Given task:
Write the listing out again, all of it, word for word.

— Begin Material provided —

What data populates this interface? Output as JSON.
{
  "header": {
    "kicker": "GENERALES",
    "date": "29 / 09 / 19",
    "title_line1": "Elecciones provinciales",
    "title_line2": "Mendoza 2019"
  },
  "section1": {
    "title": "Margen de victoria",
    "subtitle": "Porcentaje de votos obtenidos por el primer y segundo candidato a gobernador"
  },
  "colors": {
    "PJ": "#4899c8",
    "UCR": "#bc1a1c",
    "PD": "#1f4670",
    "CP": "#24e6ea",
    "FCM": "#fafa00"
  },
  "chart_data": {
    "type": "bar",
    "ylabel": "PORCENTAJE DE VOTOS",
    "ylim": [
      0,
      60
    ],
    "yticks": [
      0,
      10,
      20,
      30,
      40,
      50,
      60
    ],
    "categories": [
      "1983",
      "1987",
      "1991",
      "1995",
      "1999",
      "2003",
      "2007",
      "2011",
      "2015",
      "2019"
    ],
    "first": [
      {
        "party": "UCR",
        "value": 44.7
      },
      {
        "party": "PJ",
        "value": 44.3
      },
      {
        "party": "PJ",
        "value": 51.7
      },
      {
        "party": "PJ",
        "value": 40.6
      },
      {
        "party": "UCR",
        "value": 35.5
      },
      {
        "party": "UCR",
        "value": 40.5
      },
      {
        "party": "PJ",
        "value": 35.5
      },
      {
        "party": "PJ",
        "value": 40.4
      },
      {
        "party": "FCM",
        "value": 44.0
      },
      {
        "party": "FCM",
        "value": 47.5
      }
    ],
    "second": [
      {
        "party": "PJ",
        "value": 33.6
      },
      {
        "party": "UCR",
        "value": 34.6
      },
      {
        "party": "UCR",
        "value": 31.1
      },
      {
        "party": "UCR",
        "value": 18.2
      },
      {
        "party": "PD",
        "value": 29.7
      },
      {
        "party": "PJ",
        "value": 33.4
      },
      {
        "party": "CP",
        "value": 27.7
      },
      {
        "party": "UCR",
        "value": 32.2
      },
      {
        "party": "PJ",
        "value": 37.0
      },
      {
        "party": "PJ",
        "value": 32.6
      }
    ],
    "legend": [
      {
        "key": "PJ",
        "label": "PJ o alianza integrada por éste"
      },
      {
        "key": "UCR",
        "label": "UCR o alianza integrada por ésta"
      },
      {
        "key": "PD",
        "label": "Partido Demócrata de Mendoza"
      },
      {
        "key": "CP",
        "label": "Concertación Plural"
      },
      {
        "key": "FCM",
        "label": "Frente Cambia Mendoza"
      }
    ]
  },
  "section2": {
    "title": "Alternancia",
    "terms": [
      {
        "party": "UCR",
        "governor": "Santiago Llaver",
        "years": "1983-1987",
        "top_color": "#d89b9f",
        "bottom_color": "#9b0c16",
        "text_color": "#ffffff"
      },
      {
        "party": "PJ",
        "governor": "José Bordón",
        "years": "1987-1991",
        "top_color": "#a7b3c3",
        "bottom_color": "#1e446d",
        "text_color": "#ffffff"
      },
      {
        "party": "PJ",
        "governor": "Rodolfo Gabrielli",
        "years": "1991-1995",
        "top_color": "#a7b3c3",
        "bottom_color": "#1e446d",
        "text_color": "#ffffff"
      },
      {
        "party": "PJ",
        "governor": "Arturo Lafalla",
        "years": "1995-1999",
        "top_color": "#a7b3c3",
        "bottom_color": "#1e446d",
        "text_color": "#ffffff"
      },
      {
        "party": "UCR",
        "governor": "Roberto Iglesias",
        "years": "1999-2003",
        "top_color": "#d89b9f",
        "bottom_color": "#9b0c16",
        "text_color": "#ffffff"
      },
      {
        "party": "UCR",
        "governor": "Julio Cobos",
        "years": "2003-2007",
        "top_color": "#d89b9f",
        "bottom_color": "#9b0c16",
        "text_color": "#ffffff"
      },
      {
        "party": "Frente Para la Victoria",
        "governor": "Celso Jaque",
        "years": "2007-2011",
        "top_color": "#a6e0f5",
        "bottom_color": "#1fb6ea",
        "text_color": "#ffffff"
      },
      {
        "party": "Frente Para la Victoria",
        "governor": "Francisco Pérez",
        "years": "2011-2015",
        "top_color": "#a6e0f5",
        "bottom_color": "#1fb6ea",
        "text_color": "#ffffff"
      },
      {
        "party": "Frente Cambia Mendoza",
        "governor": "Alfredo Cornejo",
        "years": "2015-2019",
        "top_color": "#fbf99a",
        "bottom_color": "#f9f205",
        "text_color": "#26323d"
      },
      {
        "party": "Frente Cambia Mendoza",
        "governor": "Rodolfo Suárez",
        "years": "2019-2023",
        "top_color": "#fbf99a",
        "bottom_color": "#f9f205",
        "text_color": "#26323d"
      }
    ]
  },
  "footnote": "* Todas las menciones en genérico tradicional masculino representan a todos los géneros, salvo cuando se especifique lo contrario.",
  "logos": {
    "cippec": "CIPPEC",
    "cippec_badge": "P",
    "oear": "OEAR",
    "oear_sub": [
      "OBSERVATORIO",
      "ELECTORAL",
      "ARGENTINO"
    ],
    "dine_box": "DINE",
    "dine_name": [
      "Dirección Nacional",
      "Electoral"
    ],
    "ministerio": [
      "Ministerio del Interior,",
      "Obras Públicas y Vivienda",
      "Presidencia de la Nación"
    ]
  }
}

— End Material provided —

Result:
What data populates this interface? Output as JSON.
{
  "header": {
    "kicker": "GENERALES",
    "date": "29 / 09 / 19",
    "title_line1": "Elecciones provinciales",
    "title_line2": "Mendoza 2019"
  },
  "section1": {
    "title": "Margen de victoria",
    "subtitle": "Porcentaje de votos obtenidos por el primer y segundo candidato a gobernador"
  },
  "colors": {
    "PJ": "#4899c8",
    "UCR": "#bc1a1c",
    "PD": "#1f4670",
    "CP": "#24e6ea",
    "FCM": "#fafa00"
  },
  "chart_data": {
    "type": "bar",
    "ylabel": "PORCENTAJE DE VOTOS",
    "ylim": [
      0,
      60
    ],
    "yticks": [
      0,
      10,
      20,
      30,
      40,
      50,
      60
    ],
    "categories": [
      "1983",
      "1987",
      "1991",
      "1995",
      "1999",
      "2003",
      "2007",
      "2011",
      "2015",
      "2019"
    ],
    "first": [
      {
        "party": "UCR",
        "value": 44.7
      },
      {
        "party": "PJ",
        "value": 44.3
      },
      {
        "party": "PJ",
        "value": 51.7
      },
      {
        "party": "PJ",
        "value": 40.6
      },
      {
        "party": "UCR",
        "value": 35.5
      },
      {
        "party": "UCR",
        "value": 40.5
      },
      {
        "party": "PJ",
        "value": 35.5
      },
      {
        "party": "PJ",
        "value": 40.4
      },
      {
        "party": "FCM",
        "value": 44.0
      },
      {
        "party": "FCM",
        "value": 47.5
      }
    ],
    "second": [
      {
        "party": "PJ",
        "value": 33.6
      },
      {
        "party": "UCR",
        "value": 34.6
      },
      {
        "party": "UCR",
        "value": 31.1
      },
      {
        "party": "UCR",
        "value": 18.2
      },
      {
        "party": "PD",
        "value": 29.7
      },
      {
        "party": "PJ",
        "value": 33.4
      },
      {
        "party": "CP",
        "value": 27.7
      },
      {
        "party": "UCR",
        "value": 32.2
      },
      {
        "party": "PJ",
        "value": 37.0
      },
      {
        "party": "PJ",
        "value": 32.6
      }
    ],
    "legend": [
      {
        "key": "PJ",
        "label": "PJ o alianza integrada por éste"
      },
      {
        "key": "UCR",
        "label": "UCR o alianza integrada por ésta"
      },
      {
        "key": "PD",
        "label": "Partido Demócrata de Mendoza"
      },
      {
        "key": "CP",
        "label": "Concertación Plural"
      },
      {
        "key": "FCM",
        "label": "Frente Cambia Mendoza"
      }
    ]
  },
  "section2": {
    "title": "Alternancia",
    "terms": [
      {
        "party": "UCR",
        "governor": "Santiago Llaver",
        "years": "1983-1987",
        "top_color": "#d89b9f",
        "bottom_color": "#9b0c16",
        "text_color": "#ffffff"
      },
      {
        "party": "PJ",
        "governor": "José Bordón",
        "years": "1987-1991",
        "top_color": "#a7b3c3",
        "bottom_color": "#1e446d",
        "text_color": "#ffffff"
      },
      {
        "party": "PJ",
        "governor": "Rodolfo Gabrielli",
        "years": "1991-1995",
        "top_color": "#a7b3c3",
        "bottom_color": "#1e446d",
        "text_color": "#ffffff"
      },
      {
        "party": "PJ",
        "governor": "Arturo Lafalla",
        "years": "1995-1999",
        "top_color": "#a7b3c3",
        "bottom_color": "#1e446d",
        "text_color": "#ffffff"
      },
      {
        "party": "UCR",
        "governor": "Roberto Iglesias",
        "years": "1999-2003",
        "top_color": "#d89b9f",
        "bottom_color": "#9b0c16",
        "text_color": "#ffffff"
      },
      {
        "party": "UCR",
        "governor": "Julio Cobos",
        "years": "2003-2007",
        "top_color": "#d89b9f",
        "bottom_color": "#9b0c16",
        "text_color": "#ffffff"
      },
      {
        "party": "Frente Para la Victoria",
        "governor": "Celso Jaque",
        "years": "2007-2011",
        "top_color": "#a6e0f5",
        "bottom_color": "#1fb6ea",
        "text_color": "#ffffff"
      },
      {
        "party": "Frente Para la Victoria",
        "governor": "Francisco Pérez",
        "years": "2011-2015",
        "top_color": "#a6e0f5",
        "bottom_color": "#1fb6ea",
        "text_color": "#ffffff"
      },
      {
        "party": "Frente Cambia Mendoza",
        "governor": "Alfredo Cornejo",
        "years": "2015-2019",
        "top_color": "#fbf99a",
        "bottom_color": "#f9f205",
        "text_color": "#26323d"
      },
      {
        "party": "Frente Cambia Mendoza",
        "governor": "Rodolfo Suárez",
        "years": "2019-2023",
        "top_color": "#fbf99a",
        "bottom_color": "#f9f205",
        "text_color": "#26323d"
      }
    ]
  },
  "footnote": "* Todas las menciones en genérico tradicional masculino representan a todos los géneros, salvo cuando se especifique lo contrario.",
  "logos": {
    "cippec": "CIPPEC",
    "cippec_badge": "P",
    "oear": "OEAR",
    "oear_sub": [
      "OBSERVATORIO",
      "ELECTORAL",
      "ARGENTINO"
    ],
    "dine_box": "DINE",
    "dine_name": [
      "Dirección Nacional",
      "Electoral"
    ],
    "ministerio": [
      "Ministerio del Interior,",
      "Obras Públicas y Vivienda",
      "Presidencia de la Nación"
    ]
  }
}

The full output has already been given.